* Work task: Write out the passage of the comment thread from "Thank you Robert for" up to and including "real estate money.", word for word.
-- Provided text follows --

  5. David says:

    Thanks Robert.

    Now we know who NOT to vote for.

  6. Kurt Peterson says:

    Thank you Robert, once again, for stating what’s really happening behind the scene in our SMALL home town. Hopefully many will read the article and tell all their acquaintances, family and friends. Our town’s future is counting on its people standing up to Special Interest’s money (it’s not just happening on a National Level).

  7. carol says:

    chicken COOP, not coup. Coup is for coup d’état.

  8. RJS says:

    Little Deuce Coupe? Too many of them, I guess.

  9. Jack Newman says:

    If Sullwold ever calls 911 and needs an Alameda Firefighter/Paramedic for himself or a loved one, it’s going to be like his own person Sophie’s Choice.

  10. Steve Gerstle says:

    There is certainly a lot of financial interest in this election by those who do not live here, do not vote here and do not pay taxes here. Malia Vella only moved here a few years ago. She is accumulating a very large treasury. All this for an unpaid local office. Is this going to be like Bonta, where an entry level elected position is used as a type of internship to achieve higher office?

    • Having a candidate use a local office as a quick steppingstone is not the most desirable outcome of electing someone. We’re electing them to this job, not a job somewhere else. In contrast, I’m more impressed by someone who starts at the municipal level and works their way up than I am by someone who self-finances a run for governor with no government experience.

      By the way, I think (but am not certain) that Mr. Bonta holds the singular distinction of having moved from Alameda city council to a higher office, if you don’t count the community college board. It’s hard to see a trend in Rob Bonta’s move from hospital board to city council to state assembly.

  11. Steve Gerstle says:

    Another $5,000 just rolled in to Alamedans United. This one is from The International Brotherhood of Electrical Workers, Local 595 PAC,
    http://docs.ci.alameda.ca.us/WebLink8/0/doc/440328/Page1.aspx

    Why is the City Clerk deleting the address of donors?

  12. Dan says:

    Thank you Robert for a very informative and incontestable article. I hope all voting Alamedans read your articles and be more informed before going to the polls.

  13. Steve Gerstle says:

    $5,000 from the firefighters in San Jose.
    http://docs.ci.alameda.ca.us/WebLink8/0/doc/441176/Page1.aspx

    Looks more like a candidate IPO than an election.

  14. Steve Gerstle says:

    More and more and more money. Strange combination of both union and real estate money.
    http://docs.ci.alameda.ca.us/WebLink8/0/doc/442087/Page1.aspx
    http://docs.ci.alameda.ca.us/WebLink8/0/doc/442084/Page1.aspx

  15. Steve Gerstle says:

    $5000 more for Maria Vella
    http://docs.ci.alameda.ca.us/WebLink8/0/doc/442085/Page1.aspx
    ——-

    http://docs.ci.alameda.ca.us/WebLink8/0/doc/442084/Page1.aspx
    Looks like James Falaschi is quite well known for Bay Area investment real estate and for the EB-5 Visas and Foreign Investors opportunities.
    http://bayarearc.com/foreign-investor/management-team
    http://www.bayarearc.com/templates.php?id=9

  16. Steve Gerstle says:

    Ka-Ching! Another $10,000
    http://docs.ci.alameda.ca.us/WebLink8/0/doc/442716/Page1.aspx

    All this money for a relatively small town and for political positions that pay only a small stipend. Makes you think about the super big bucks at higher levels. So much money for local elections that average citizens are priced out of the candidate market. Forget about Supervisor or Assembly when a local election calls for truck loads of money. I give $100 bucks here and there, but that is like adding a teaspoon to the Pacific Ocean.

  17. Steve Gerstle says:

    In 2013, before identifying herself as an Alameda native, she identified as an “East Bay native.”
    “Malia is the District Director for Assemblymember Bill Quirk (AD20) and a proud East Bay native.”
    http://tinyurl.com/zvjnesm

  18. T says:

    Good! We need more pro labor officials

  19. Steve Gerstle says:

    Reading the tea leaves, the hit piece coming out on Tony Daysog combined with the extra money being spent on Malia Vella may indicate how their polling is going.
-- Provided text concluded --
-- Supplied information follows --
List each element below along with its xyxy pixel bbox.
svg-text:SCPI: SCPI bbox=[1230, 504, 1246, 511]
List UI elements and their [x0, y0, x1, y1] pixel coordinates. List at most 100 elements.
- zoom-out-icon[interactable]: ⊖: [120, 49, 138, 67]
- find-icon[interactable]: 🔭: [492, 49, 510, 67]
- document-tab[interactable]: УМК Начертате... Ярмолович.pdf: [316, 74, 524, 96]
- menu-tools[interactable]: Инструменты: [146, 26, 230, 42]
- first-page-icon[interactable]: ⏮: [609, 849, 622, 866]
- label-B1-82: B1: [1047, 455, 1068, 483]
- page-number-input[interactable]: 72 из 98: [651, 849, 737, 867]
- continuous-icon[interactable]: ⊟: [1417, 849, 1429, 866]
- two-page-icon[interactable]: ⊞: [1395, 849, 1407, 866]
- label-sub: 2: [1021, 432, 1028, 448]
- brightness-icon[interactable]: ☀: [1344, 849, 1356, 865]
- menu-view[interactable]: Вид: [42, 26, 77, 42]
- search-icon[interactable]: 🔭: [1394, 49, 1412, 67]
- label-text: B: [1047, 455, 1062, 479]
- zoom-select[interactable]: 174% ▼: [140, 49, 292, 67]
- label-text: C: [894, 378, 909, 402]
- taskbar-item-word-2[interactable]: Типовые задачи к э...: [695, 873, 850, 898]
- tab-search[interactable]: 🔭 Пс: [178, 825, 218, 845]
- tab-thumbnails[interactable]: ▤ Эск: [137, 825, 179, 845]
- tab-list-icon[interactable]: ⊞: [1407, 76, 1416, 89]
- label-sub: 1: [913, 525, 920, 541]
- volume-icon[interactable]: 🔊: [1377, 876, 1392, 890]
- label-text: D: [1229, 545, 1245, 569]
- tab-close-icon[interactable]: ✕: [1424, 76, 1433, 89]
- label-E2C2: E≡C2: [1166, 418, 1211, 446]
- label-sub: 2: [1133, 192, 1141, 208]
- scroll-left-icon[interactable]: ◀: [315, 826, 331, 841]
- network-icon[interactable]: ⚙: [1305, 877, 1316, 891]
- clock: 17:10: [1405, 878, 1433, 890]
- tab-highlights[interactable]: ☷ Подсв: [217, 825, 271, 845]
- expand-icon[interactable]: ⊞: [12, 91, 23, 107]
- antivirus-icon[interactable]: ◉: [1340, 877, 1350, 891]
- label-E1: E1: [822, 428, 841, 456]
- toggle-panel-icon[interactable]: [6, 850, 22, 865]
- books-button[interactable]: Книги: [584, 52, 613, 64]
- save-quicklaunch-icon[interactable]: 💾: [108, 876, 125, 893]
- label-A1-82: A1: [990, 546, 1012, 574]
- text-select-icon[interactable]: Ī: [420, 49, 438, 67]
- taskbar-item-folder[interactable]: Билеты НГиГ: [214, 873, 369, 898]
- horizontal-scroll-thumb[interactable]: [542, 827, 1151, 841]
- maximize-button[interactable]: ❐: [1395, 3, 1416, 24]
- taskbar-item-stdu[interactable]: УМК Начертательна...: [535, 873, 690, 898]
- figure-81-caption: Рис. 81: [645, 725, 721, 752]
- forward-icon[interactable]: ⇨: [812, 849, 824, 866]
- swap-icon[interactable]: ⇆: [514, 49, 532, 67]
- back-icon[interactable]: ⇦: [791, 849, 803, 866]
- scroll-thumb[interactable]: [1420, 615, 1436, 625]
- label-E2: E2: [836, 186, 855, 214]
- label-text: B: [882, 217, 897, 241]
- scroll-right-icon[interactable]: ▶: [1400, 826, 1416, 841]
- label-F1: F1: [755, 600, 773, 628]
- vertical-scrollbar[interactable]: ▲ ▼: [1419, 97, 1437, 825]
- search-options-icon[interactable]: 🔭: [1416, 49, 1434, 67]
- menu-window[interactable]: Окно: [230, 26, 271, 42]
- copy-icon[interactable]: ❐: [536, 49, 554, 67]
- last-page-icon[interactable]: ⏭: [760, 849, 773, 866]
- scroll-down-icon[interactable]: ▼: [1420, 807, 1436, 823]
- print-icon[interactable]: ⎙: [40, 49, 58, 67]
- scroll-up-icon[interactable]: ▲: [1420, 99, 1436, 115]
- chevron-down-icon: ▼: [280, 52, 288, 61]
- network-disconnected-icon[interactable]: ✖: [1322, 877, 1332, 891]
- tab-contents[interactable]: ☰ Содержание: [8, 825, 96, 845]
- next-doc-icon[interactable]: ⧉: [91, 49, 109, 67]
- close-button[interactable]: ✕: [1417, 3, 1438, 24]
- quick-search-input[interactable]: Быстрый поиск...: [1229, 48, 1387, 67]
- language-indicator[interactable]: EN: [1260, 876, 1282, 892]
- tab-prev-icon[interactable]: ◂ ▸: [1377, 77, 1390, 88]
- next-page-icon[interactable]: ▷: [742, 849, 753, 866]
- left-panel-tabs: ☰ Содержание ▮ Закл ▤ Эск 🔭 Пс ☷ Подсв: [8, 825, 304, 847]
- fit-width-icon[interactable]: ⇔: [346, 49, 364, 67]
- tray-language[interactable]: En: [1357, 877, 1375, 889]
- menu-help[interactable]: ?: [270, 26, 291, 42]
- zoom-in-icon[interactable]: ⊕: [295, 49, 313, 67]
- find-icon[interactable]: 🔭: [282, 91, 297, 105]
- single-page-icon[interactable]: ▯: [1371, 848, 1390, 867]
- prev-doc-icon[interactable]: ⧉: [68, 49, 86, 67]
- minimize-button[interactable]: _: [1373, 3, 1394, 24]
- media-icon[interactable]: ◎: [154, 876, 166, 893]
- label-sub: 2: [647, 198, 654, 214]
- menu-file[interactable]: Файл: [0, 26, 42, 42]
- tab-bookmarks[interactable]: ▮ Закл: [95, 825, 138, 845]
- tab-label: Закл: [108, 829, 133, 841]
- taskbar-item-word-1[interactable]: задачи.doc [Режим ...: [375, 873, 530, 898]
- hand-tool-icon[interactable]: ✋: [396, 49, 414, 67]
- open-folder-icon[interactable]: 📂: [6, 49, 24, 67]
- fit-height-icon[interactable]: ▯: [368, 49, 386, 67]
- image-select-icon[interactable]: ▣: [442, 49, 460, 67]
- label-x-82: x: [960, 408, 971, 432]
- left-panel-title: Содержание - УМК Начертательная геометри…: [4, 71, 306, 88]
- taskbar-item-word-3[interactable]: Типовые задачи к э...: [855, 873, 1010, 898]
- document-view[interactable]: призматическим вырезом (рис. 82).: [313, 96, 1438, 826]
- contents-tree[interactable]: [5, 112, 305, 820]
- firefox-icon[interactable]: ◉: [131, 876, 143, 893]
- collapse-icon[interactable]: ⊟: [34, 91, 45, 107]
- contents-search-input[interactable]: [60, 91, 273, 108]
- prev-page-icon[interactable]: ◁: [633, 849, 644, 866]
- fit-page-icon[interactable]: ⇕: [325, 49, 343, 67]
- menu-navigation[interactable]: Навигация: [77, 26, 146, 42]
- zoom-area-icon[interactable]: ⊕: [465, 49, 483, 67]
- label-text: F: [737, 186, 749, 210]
-- Supplied information concluded --
* Answer:
Thank you Robert for a very informative and incontestable article. I hope all voting Alamedans read your articles and be more informed before going to the polls.

  13. Steve Gerstle says:

    $5,000 from the firefighters in San Jose.
    http://docs.ci.alameda.ca.us/WebLink8/0/doc/441176/Page1.aspx

    Looks more like a candidate IPO than an election.

  14. Steve Gerstle says:

    More and more and more money. Strange combination of both union and real estate money.